**Record list**
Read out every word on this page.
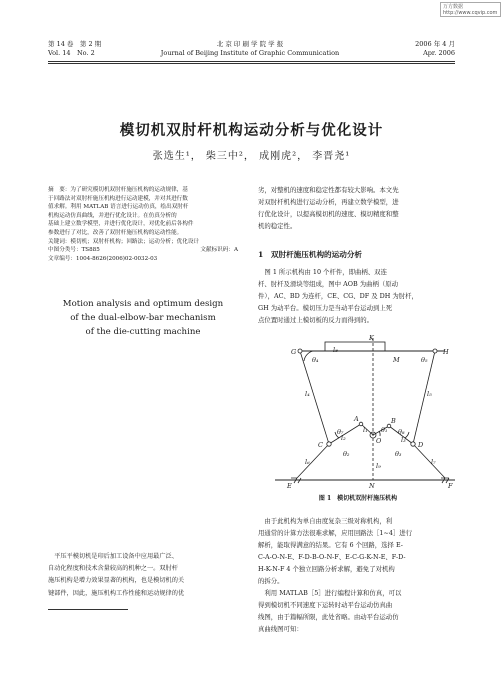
万方数据 http://www.cqvip.com
第 14 卷　第 2 期
Vol. 14　No. 2
北 京 印 刷 学 院 学 报
Journal of Beijing Institute of Graphic Communication
2006 年 4 月
Apr. 2006
模切机双肘杆机构运动分析与优化设计
张选生¹， 柴三中²， 成刚虎²， 李晋尧¹
摘　要：为了研究模切机双肘杆施压机构的运动规律，基
于回路法对双肘杆施压机构进行运动建模，并对其进行数
值求解。利用 MATLAB 语言进行运动仿真，绘出双肘杆
机构运动仿真曲线，并进行优化设计。在仿真分析的
基础上建立数学模型，并进行优化设计，对优化前后各构件
参数进行了对比，改善了双肘杆施压机构的运动性能。
关键词：模切机；双肘杆机构；回路法；运动分析；优化设计
中图分类号：TS885	文献标识码：A
文章编号：1004-8626(2006)02-0032-03
Motion analysis and optimum design
of the dual-elbow-bar mechanism
of the die-cutting machine
　平压平模切机是印后加工设备中应用最广泛、
自动化程度和技术含量较高的机种之一。双肘杆
施压机构是增力效果显著的机构，也是模切机的关
键部件，因此，施压机构工作性能和运动规律的优
劣，对整机的速度和稳定性都有较大影响。本文先
对双肘杆机构进行运动分析，再建立数学模型，进
行优化设计，以提高模切机的速度、模切精度和整
机的稳定性。
1　双肘杆施压机构的运动分析
　图 1 所示机构由 10 个杆件，即曲柄、双连
杆、肘杆及滑块等组成，图中 AOB 为曲柄（原动
件），AC、BD 为连杆，CE、CG、DF 及 DH 为肘杆，
GH 为动平台。模切压力是当动平台运动到上死
点位置时通过上模切板的反力而得到的。
K
M
G	H
C	D
A	B
O
E	F
N
θ₄	θ₅
θ₇	θ₈
θ₁
θ₂	θ₃
l₁
l₂	l₃
l₄	l₅
l₆	l₇
l₈
l₉
图 1　模切机双肘杆施压机构
　由于此机构为单自由度复杂三级对称机构，利
用通常的计算方法很难求解，应用回路法［1~4］进行
解析，能取得满意的结果。它有 6 个回路，选择 E-
C-A-O-N-E、F-D-B-O-N-F、E-C-G-K-N-E、F-D-
H-K-N-F 4 个独立回路分析求解，避免了对机构
的拆分。
　利用 MATLAB［5］进行编程计算和仿真，可以
得到模切机不同速度下运转时动平台运动仿真曲
线图，由于篇幅所限，此处省略。由动平台运动仿
真曲线图可知：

**Aim**
Using the material above, return every line exactly as it appears, minus the pictures.

**Result of this task**
Read out every word on this page.
万方数据 http://www.cqvip.com
第 14 卷　第 2 期
Vol. 14　No. 2
北 京 印 刷 学 院 学 报
Journal of Beijing Institute of Graphic Communication
2006 年 4 月
Apr. 2006
模切机双肘杆机构运动分析与优化设计
张选生¹， 柴三中²， 成刚虎²， 李晋尧¹
摘　要：为了研究模切机双肘杆施压机构的运动规律，基
于回路法对双肘杆施压机构进行运动建模，并对其进行数
值求解。利用 MATLAB 语言进行运动仿真，绘出双肘杆
机构运动仿真曲线，并进行优化设计。在仿真分析的
基础上建立数学模型，并进行优化设计，对优化前后各构件
参数进行了对比，改善了双肘杆施压机构的运动性能。
关键词：模切机；双肘杆机构；回路法；运动分析；优化设计
中图分类号：TS885	文献标识码：A
文章编号：1004-8626(2006)02-0032-03
Motion analysis and optimum design
of the dual-elbow-bar mechanism
of the die-cutting machine
　平压平模切机是印后加工设备中应用最广泛、
自动化程度和技术含量较高的机种之一。双肘杆
施压机构是增力效果显著的机构，也是模切机的关
键部件，因此，施压机构工作性能和运动规律的优
劣，对整机的速度和稳定性都有较大影响。本文先
对双肘杆机构进行运动分析，再建立数学模型，进
行优化设计，以提高模切机的速度、模切精度和整
机的稳定性。
1　双肘杆施压机构的运动分析
　图 1 所示机构由 10 个杆件，即曲柄、双连
杆、肘杆及滑块等组成，图中 AOB 为曲柄（原动
件），AC、BD 为连杆，CE、CG、DF 及 DH 为肘杆，
GH 为动平台。模切压力是当动平台运动到上死
点位置时通过上模切板的反力而得到的。
K
M
G	H
C	D
A	B
O
E	F
N
θ₄	θ₅
θ₇	θ₈
θ₁
θ₂	θ₃
l₁
l₂	l₃
l₄	l₅
l₆	l₇
l₈
l₉
图 1　模切机双肘杆施压机构
　由于此机构为单自由度复杂三级对称机构，利
用通常的计算方法很难求解，应用回路法［1~4］进行
解析，能取得满意的结果。它有 6 个回路，选择 E-
C-A-O-N-E、F-D-B-O-N-F、E-C-G-K-N-E、F-D-
H-K-N-F 4 个独立回路分析求解，避免了对机构
的拆分。
　利用 MATLAB［5］进行编程计算和仿真，可以
得到模切机不同速度下运转时动平台运动仿真曲
线图，由于篇幅所限，此处省略。由动平台运动仿
真曲线图可知：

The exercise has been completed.